* _SUPPLIED RECORDS_:
## Begin

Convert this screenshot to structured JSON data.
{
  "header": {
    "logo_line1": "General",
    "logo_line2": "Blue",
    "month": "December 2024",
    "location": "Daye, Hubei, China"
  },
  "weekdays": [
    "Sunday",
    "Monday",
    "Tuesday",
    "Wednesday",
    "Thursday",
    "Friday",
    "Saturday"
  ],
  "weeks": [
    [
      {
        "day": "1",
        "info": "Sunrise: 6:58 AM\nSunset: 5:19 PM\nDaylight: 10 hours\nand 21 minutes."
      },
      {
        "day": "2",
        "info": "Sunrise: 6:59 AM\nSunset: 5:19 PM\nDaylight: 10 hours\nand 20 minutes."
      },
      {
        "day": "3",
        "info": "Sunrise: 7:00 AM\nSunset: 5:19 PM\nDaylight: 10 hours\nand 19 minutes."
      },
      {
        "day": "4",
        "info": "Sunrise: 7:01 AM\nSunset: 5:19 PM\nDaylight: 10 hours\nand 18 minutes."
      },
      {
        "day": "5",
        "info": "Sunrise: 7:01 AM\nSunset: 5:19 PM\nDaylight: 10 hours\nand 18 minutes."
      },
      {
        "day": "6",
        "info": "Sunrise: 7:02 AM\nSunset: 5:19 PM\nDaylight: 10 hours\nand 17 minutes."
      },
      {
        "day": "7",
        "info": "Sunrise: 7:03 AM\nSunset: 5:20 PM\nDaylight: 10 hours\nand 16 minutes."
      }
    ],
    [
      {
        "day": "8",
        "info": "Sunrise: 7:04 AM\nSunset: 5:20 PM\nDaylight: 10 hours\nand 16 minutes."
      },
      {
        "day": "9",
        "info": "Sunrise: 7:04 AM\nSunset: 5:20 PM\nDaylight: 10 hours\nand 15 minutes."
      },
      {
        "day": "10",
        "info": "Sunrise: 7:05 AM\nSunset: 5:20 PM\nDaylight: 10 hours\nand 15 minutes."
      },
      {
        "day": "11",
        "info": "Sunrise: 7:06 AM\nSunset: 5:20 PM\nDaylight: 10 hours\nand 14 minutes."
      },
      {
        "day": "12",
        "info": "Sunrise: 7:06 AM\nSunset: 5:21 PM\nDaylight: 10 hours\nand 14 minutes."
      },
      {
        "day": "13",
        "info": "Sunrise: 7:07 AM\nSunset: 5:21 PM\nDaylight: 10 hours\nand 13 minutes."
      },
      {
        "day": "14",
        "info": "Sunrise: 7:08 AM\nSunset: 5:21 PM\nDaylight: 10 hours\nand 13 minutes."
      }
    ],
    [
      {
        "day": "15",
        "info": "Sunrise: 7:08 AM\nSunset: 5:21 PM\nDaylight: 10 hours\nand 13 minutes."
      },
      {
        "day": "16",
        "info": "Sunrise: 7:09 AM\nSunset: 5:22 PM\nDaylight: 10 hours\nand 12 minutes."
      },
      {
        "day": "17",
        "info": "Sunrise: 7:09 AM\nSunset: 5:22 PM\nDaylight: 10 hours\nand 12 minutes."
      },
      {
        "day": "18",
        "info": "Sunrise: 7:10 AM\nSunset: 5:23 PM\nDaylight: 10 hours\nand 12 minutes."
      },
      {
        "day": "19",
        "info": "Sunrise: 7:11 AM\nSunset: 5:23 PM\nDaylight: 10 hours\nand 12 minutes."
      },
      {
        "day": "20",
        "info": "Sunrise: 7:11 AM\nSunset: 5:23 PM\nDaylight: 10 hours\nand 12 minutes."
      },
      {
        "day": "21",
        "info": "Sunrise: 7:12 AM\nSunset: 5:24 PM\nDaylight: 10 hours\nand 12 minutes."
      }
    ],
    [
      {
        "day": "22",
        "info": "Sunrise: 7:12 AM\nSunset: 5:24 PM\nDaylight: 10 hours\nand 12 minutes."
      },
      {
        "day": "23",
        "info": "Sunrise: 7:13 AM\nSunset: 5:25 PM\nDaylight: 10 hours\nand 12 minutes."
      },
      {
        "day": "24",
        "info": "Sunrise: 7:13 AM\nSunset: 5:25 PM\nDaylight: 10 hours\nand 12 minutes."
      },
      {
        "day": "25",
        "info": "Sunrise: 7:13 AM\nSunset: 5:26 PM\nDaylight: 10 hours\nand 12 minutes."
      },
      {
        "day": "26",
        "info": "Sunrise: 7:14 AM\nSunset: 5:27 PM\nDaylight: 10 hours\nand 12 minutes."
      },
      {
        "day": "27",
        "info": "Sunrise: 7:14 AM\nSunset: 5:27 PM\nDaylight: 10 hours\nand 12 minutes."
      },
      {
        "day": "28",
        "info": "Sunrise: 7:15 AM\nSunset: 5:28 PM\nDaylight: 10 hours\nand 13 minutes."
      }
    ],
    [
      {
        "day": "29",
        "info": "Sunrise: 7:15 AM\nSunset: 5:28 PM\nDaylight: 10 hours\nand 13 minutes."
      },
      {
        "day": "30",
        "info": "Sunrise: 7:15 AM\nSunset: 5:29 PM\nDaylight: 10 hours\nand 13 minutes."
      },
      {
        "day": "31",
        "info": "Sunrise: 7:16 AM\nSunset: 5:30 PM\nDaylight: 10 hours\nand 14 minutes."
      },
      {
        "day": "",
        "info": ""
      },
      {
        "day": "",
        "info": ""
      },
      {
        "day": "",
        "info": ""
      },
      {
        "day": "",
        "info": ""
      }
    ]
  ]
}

## End

* _WRITTEN EXERCISE_:
Repeat the data in its entirety, character for character.

* _EXERCISE SOLUTION_:
Convert this screenshot to structured JSON data.
{
  "header": {
    "logo_line1": "General",
    "logo_line2": "Blue",
    "month": "December 2024",
    "location": "Daye, Hubei, China"
  },
  "weekdays": [
    "Sunday",
    "Monday",
    "Tuesday",
    "Wednesday",
    "Thursday",
    "Friday",
    "Saturday"
  ],
  "weeks": [
    [
      {
        "day": "1",
        "info": "Sunrise: 6:58 AM\nSunset: 5:19 PM\nDaylight: 10 hours\nand 21 minutes."
      },
      {
        "day": "2",
        "info": "Sunrise: 6:59 AM\nSunset: 5:19 PM\nDaylight: 10 hours\nand 20 minutes."
      },
      {
        "day": "3",
        "info": "Sunrise: 7:00 AM\nSunset: 5:19 PM\nDaylight: 10 hours\nand 19 minutes."
      },
      {
        "day": "4",
        "info": "Sunrise: 7:01 AM\nSunset: 5:19 PM\nDaylight: 10 hours\nand 18 minutes."
      },
      {
        "day": "5",
        "info": "Sunrise: 7:01 AM\nSunset: 5:19 PM\nDaylight: 10 hours\nand 18 minutes."
      },
      {
        "day": "6",
        "info": "Sunrise: 7:02 AM\nSunset: 5:19 PM\nDaylight: 10 hours\nand 17 minutes."
      },
      {
        "day": "7",
        "info": "Sunrise: 7:03 AM\nSunset: 5:20 PM\nDaylight: 10 hours\nand 16 minutes."
      }
    ],
    [
      {
        "day": "8",
        "info": "Sunrise: 7:04 AM\nSunset: 5:20 PM\nDaylight: 10 hours\nand 16 minutes."
      },
      {
        "day": "9",
        "info": "Sunrise: 7:04 AM\nSunset: 5:20 PM\nDaylight: 10 hours\nand 15 minutes."
      },
      {
        "day": "10",
        "info": "Sunrise: 7:05 AM\nSunset: 5:20 PM\nDaylight: 10 hours\nand 15 minutes."
      },
      {
        "day": "11",
        "info": "Sunrise: 7:06 AM\nSunset: 5:20 PM\nDaylight: 10 hours\nand 14 minutes."
      },
      {
        "day": "12",
        "info": "Sunrise: 7:06 AM\nSunset: 5:21 PM\nDaylight: 10 hours\nand 14 minutes."
      },
      {
        "day": "13",
        "info": "Sunrise: 7:07 AM\nSunset: 5:21 PM\nDaylight: 10 hours\nand 13 minutes."
      },
      {
        "day": "14",
        "info": "Sunrise: 7:08 AM\nSunset: 5:21 PM\nDaylight: 10 hours\nand 13 minutes."
      }
    ],
    [
      {
        "day": "15",
        "info": "Sunrise: 7:08 AM\nSunset: 5:21 PM\nDaylight: 10 hours\nand 13 minutes."
      },
      {
        "day": "16",
        "info": "Sunrise: 7:09 AM\nSunset: 5:22 PM\nDaylight: 10 hours\nand 12 minutes."
      },
      {
        "day": "17",
        "info": "Sunrise: 7:09 AM\nSunset: 5:22 PM\nDaylight: 10 hours\nand 12 minutes."
      },
      {
        "day": "18",
        "info": "Sunrise: 7:10 AM\nSunset: 5:23 PM\nDaylight: 10 hours\nand 12 minutes."
      },
      {
        "day": "19",
        "info": "Sunrise: 7:11 AM\nSunset: 5:23 PM\nDaylight: 10 hours\nand 12 minutes."
      },
      {
        "day": "20",
        "info": "Sunrise: 7:11 AM\nSunset: 5:23 PM\nDaylight: 10 hours\nand 12 minutes."
      },
      {
        "day": "21",
        "info": "Sunrise: 7:12 AM\nSunset: 5:24 PM\nDaylight: 10 hours\nand 12 minutes."
      }
    ],
    [
      {
        "day": "22",
        "info": "Sunrise: 7:12 AM\nSunset: 5:24 PM\nDaylight: 10 hours\nand 12 minutes."
      },
      {
        "day": "23",
        "info": "Sunrise: 7:13 AM\nSunset: 5:25 PM\nDaylight: 10 hours\nand 12 minutes."
      },
      {
        "day": "24",
        "info": "Sunrise: 7:13 AM\nSunset: 5:25 PM\nDaylight: 10 hours\nand 12 minutes."
      },
      {
        "day": "25",
        "info": "Sunrise: 7:13 AM\nSunset: 5:26 PM\nDaylight: 10 hours\nand 12 minutes."
      },
      {
        "day": "26",
        "info": "Sunrise: 7:14 AM\nSunset: 5:27 PM\nDaylight: 10 hours\nand 12 minutes."
      },
      {
        "day": "27",
        "info": "Sunrise: 7:14 AM\nSunset: 5:27 PM\nDaylight: 10 hours\nand 12 minutes."
      },
      {
        "day": "28",
        "info": "Sunrise: 7:15 AM\nSunset: 5:28 PM\nDaylight: 10 hours\nand 13 minutes."
      }
    ],
    [
      {
        "day": "29",
        "info": "Sunrise: 7:15 AM\nSunset: 5:28 PM\nDaylight: 10 hours\nand 13 minutes."
      },
      {
        "day": "30",
        "info": "Sunrise: 7:15 AM\nSunset: 5:29 PM\nDaylight: 10 hours\nand 13 minutes."
      },
      {
        "day": "31",
        "info": "Sunrise: 7:16 AM\nSunset: 5:30 PM\nDaylight: 10 hours\nand 14 minutes."
      },
      {
        "day": "",
        "info": ""
      },
      {
        "day": "",
        "info": ""
      },
      {
        "day": "",
        "info": ""
      },
      {
        "day": "",
        "info": ""
      }
    ]
  ]
}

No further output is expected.